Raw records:
━━━━━━━━━━━━━━━━

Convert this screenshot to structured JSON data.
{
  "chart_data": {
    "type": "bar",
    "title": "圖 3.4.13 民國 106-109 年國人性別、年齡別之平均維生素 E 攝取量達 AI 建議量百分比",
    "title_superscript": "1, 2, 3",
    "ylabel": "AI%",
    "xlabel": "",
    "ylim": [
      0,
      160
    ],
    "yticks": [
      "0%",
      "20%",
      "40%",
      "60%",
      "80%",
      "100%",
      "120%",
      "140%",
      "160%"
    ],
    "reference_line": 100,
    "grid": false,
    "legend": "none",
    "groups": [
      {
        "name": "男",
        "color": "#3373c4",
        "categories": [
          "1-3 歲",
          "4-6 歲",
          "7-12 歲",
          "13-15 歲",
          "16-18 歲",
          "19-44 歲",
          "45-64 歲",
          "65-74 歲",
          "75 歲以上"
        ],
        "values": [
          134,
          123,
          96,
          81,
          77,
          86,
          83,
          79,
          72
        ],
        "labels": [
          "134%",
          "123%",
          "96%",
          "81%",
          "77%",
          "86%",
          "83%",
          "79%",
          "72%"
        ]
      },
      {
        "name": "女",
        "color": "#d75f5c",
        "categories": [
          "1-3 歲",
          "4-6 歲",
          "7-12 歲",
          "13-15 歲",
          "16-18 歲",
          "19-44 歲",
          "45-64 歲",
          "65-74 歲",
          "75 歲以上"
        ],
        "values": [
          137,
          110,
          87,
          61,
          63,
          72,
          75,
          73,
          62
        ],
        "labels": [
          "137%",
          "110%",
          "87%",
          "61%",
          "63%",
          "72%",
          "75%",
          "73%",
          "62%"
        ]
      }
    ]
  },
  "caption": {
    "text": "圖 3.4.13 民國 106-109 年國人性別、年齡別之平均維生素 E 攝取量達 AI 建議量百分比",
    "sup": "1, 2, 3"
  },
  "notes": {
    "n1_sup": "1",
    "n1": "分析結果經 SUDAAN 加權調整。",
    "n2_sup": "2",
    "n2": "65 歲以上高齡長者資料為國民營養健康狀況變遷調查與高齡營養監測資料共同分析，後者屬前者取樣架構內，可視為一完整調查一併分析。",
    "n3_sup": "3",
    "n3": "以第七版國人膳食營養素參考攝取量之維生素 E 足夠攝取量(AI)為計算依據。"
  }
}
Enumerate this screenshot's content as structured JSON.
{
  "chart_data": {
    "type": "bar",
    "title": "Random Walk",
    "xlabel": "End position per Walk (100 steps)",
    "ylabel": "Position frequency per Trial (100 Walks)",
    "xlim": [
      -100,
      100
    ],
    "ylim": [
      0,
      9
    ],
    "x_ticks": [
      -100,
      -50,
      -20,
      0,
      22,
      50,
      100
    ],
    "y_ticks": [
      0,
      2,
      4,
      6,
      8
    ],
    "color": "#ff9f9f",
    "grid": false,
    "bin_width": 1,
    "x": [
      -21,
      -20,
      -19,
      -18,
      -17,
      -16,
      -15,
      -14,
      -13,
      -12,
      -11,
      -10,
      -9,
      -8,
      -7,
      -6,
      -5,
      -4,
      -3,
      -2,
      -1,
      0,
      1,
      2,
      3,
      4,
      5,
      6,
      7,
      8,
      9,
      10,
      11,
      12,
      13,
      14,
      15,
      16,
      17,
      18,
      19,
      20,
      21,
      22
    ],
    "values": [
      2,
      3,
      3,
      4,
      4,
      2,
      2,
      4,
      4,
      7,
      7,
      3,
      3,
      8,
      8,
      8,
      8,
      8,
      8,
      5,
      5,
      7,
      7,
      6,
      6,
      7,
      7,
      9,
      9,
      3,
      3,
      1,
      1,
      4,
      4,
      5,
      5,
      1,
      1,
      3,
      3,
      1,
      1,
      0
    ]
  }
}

━━━━━━━━━━━━━━━━

Hand back the material above in full, exactly as written.

◆ OUTPUT FOR THIS EXERCISE:
Convert this screenshot to structured JSON data.
{
  "chart_data": {
    "type": "bar",
    "title": "圖 3.4.13 民國 106-109 年國人性別、年齡別之平均維生素 E 攝取量達 AI 建議量百分比",
    "title_superscript": "1, 2, 3",
    "ylabel": "AI%",
    "xlabel": "",
    "ylim": [
      0,
      160
    ],
    "yticks": [
      "0%",
      "20%",
      "40%",
      "60%",
      "80%",
      "100%",
      "120%",
      "140%",
      "160%"
    ],
    "reference_line": 100,
    "grid": false,
    "legend": "none",
    "groups": [
      {
        "name": "男",
        "color": "#3373c4",
        "categories": [
          "1-3 歲",
          "4-6 歲",
          "7-12 歲",
          "13-15 歲",
          "16-18 歲",
          "19-44 歲",
          "45-64 歲",
          "65-74 歲",
          "75 歲以上"
        ],
        "values": [
          134,
          123,
          96,
          81,
          77,
          86,
          83,
          79,
          72
        ],
        "labels": [
          "134%",
          "123%",
          "96%",
          "81%",
          "77%",
          "86%",
          "83%",
          "79%",
          "72%"
        ]
      },
      {
        "name": "女",
        "color": "#d75f5c",
        "categories": [
          "1-3 歲",
          "4-6 歲",
          "7-12 歲",
          "13-15 歲",
          "16-18 歲",
          "19-44 歲",
          "45-64 歲",
          "65-74 歲",
          "75 歲以上"
        ],
        "values": [
          137,
          110,
          87,
          61,
          63,
          72,
          75,
          73,
          62
        ],
        "labels": [
          "137%",
          "110%",
          "87%",
          "61%",
          "63%",
          "72%",
          "75%",
          "73%",
          "62%"
        ]
      }
    ]
  },
  "caption": {
    "text": "圖 3.4.13 民國 106-109 年國人性別、年齡別之平均維生素 E 攝取量達 AI 建議量百分比",
    "sup": "1, 2, 3"
  },
  "notes": {
    "n1_sup": "1",
    "n1": "分析結果經 SUDAAN 加權調整。",
    "n2_sup": "2",
    "n2": "65 歲以上高齡長者資料為國民營養健康狀況變遷調查與高齡營養監測資料共同分析，後者屬前者取樣架構內，可視為一完整調查一併分析。",
    "n3_sup": "3",
    "n3": "以第七版國人膳食營養素參考攝取量之維生素 E 足夠攝取量(AI)為計算依據。"
  }
}
Enumerate this screenshot's content as structured JSON.
{
  "chart_data": {
    "type": "bar",
    "title": "Random Walk",
    "xlabel": "End position per Walk (100 steps)",
    "ylabel": "Position frequency per Trial (100 Walks)",
    "xlim": [
      -100,
      100
    ],
    "ylim": [
      0,
      9
    ],
    "x_ticks": [
      -100,
      -50,
      -20,
      0,
      22,
      50,
      100
    ],
    "y_ticks": [
      0,
      2,
      4,
      6,
      8
    ],
    "color": "#ff9f9f",
    "grid": false,
    "bin_width": 1,
    "x": [
      -21,
      -20,
      -19,
      -18,
      -17,
      -16,
      -15,
      -14,
      -13,
      -12,
      -11,
      -10,
      -9,
      -8,
      -7,
      -6,
      -5,
      -4,
      -3,
      -2,
      -1,
      0,
      1,
      2,
      3,
      4,
      5,
      6,
      7,
      8,
      9,
      10,
      11,
      12,
      13,
      14,
      15,
      16,
      17,
      18,
      19,
      20,
      21,
      22
    ],
    "values": [
      2,
      3,
      3,
      4,
      4,
      2,
      2,
      4,
      4,
      7,
      7,
      3,
      3,
      8,
      8,
      8,
      8,
      8,
      8,
      5,
      5,
      7,
      7,
      6,
      6,
      7,
      7,
      9,
      9,
      3,
      3,
      1,
      1,
      4,
      4,
      5,
      5,
      1,
      1,
      3,
      3,
      1,
      1,
      0
    ]
  }
}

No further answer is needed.